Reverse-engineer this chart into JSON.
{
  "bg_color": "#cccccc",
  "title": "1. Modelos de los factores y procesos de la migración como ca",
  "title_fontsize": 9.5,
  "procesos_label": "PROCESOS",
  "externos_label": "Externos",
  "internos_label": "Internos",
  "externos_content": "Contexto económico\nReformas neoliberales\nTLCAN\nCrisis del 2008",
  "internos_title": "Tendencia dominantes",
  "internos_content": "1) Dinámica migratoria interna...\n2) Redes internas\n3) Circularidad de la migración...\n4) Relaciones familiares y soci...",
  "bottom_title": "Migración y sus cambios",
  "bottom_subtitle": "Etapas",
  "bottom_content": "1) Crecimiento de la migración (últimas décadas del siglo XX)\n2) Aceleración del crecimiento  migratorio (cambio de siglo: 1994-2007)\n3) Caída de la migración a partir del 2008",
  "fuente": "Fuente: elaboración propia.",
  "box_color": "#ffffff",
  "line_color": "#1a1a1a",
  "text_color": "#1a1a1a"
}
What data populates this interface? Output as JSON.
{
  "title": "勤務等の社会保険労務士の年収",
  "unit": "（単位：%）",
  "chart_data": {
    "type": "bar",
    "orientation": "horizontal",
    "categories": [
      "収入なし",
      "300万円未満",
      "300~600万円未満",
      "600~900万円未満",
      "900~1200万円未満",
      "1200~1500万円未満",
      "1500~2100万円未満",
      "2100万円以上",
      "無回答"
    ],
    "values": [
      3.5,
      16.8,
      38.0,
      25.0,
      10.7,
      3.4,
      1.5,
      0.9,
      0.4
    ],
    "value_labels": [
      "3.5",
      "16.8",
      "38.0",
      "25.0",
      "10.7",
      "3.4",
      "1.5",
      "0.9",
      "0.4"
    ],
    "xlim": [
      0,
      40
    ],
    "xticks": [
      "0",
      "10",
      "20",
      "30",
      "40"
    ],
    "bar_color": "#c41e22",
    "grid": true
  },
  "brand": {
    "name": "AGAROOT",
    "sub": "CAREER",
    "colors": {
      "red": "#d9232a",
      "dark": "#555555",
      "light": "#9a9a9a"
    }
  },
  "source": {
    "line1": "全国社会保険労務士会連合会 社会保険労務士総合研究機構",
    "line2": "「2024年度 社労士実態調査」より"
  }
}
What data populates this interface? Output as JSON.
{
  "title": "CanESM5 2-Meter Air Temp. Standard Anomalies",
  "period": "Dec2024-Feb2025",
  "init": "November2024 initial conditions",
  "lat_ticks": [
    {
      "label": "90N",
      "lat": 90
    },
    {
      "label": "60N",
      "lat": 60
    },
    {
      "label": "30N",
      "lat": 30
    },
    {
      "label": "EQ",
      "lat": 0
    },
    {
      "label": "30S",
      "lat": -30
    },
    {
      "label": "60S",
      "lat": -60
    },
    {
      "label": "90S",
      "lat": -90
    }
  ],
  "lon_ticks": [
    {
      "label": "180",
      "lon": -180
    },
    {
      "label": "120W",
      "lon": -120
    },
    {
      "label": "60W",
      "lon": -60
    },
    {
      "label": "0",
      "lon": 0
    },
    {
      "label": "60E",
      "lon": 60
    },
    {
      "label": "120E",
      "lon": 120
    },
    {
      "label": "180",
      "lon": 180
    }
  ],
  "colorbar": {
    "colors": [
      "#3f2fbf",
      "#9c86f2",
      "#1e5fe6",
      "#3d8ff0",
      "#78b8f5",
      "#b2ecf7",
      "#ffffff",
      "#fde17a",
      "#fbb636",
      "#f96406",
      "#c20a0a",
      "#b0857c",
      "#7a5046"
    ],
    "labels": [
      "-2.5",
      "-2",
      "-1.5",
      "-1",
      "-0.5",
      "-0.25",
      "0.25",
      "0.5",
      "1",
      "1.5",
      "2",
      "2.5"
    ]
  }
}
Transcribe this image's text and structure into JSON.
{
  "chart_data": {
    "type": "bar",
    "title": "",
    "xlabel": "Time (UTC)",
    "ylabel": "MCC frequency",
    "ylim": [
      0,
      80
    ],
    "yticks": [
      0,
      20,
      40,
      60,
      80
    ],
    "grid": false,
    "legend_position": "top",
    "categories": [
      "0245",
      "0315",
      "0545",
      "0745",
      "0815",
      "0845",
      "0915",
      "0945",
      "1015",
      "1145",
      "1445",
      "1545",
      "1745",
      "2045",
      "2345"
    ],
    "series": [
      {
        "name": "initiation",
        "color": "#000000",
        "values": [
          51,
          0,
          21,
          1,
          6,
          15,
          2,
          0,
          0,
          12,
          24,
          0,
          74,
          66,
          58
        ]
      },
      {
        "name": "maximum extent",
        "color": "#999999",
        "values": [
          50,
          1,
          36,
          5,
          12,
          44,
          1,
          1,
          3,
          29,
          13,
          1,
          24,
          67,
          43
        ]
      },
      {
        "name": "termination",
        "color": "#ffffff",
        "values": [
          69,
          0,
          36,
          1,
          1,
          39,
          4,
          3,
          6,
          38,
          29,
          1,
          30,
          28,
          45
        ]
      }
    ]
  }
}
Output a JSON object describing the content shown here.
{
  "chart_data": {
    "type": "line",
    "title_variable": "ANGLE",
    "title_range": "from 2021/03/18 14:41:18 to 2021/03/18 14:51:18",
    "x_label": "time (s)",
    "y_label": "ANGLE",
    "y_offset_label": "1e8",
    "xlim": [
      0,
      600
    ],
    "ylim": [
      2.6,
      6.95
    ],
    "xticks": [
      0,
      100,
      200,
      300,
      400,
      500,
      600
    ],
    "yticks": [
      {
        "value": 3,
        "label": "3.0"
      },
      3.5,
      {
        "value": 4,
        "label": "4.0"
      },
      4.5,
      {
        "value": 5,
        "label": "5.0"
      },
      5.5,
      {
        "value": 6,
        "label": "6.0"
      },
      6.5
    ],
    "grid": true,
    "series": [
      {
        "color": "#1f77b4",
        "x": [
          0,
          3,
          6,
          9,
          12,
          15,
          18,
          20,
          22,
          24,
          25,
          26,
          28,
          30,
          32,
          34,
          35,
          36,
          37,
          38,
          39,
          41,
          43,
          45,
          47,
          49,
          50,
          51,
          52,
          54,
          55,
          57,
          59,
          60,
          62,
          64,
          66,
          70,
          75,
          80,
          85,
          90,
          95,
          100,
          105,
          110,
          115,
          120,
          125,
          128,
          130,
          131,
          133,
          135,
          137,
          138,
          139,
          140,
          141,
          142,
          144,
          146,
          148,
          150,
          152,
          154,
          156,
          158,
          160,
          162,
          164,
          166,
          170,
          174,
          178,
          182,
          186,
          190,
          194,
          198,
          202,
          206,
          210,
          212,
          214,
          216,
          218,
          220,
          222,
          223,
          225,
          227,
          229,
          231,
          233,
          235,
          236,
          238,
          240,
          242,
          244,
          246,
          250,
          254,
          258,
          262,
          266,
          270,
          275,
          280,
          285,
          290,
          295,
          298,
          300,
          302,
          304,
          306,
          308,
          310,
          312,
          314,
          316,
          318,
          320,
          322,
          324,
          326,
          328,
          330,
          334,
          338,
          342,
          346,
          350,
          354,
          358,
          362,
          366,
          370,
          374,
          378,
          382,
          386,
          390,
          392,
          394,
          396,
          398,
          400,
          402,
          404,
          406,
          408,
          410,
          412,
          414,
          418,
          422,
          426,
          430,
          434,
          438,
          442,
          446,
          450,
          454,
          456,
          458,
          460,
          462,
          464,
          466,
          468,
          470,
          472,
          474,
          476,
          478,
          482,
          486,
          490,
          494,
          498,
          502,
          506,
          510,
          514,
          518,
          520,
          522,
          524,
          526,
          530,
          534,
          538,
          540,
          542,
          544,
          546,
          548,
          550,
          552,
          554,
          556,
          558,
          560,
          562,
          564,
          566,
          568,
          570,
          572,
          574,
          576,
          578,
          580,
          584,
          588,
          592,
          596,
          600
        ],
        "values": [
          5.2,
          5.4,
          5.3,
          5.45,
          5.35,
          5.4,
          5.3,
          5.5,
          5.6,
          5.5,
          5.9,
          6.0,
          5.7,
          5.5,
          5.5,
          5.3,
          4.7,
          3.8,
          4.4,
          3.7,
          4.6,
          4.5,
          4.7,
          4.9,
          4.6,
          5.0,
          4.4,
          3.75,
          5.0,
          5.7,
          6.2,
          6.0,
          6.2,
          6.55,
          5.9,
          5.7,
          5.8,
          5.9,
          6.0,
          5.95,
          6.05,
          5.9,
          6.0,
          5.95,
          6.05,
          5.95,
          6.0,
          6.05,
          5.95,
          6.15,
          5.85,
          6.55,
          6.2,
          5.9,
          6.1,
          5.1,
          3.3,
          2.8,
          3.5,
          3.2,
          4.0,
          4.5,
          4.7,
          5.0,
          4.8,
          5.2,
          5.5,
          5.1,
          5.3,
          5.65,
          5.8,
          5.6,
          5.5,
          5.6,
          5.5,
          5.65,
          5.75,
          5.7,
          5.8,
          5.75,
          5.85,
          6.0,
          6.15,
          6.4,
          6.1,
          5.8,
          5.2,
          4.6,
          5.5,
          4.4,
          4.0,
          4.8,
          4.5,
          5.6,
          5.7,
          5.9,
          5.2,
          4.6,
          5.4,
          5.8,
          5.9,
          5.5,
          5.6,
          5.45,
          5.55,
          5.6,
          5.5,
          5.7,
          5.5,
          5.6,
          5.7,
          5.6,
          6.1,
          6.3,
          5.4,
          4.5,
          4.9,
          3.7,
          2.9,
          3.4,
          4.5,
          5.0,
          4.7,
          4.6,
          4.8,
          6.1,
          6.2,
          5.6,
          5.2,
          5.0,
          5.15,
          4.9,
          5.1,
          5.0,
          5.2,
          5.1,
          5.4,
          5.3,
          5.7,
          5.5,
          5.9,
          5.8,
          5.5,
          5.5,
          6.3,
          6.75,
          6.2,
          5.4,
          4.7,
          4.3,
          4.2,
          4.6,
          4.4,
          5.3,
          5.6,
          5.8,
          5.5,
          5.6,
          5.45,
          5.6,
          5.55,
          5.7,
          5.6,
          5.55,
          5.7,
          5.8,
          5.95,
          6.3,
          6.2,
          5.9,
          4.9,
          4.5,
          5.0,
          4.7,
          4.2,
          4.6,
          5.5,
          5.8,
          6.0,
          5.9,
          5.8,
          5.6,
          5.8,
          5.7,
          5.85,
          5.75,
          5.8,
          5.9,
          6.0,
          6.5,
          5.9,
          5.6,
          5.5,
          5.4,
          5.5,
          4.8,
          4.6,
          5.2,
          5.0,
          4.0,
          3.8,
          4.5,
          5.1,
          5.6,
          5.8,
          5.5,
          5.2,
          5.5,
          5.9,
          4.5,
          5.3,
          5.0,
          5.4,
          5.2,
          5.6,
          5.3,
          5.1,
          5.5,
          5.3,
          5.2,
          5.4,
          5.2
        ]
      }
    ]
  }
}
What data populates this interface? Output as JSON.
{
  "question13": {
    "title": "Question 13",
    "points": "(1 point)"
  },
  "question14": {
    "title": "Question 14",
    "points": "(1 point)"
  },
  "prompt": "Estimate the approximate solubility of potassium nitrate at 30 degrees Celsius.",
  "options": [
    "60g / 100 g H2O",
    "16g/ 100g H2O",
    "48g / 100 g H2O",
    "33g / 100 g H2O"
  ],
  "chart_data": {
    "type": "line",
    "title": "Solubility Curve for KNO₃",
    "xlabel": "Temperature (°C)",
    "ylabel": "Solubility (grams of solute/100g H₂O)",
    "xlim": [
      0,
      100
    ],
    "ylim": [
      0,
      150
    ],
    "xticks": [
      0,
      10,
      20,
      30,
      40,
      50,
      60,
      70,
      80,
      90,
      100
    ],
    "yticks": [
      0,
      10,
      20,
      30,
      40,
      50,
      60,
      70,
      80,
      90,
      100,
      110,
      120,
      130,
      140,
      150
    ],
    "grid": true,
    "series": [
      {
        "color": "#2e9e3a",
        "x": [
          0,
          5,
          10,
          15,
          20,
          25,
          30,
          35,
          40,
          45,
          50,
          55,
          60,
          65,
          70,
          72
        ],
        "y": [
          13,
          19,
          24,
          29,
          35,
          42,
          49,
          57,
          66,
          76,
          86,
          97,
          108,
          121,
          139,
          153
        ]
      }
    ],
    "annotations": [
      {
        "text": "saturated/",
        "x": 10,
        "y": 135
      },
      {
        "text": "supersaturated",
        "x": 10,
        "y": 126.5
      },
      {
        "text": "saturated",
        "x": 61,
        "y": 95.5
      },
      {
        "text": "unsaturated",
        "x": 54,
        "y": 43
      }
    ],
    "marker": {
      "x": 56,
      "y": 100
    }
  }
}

Job: Find every line containing the word "xlabel", then give the total and nothing more.

Answer to the task: 2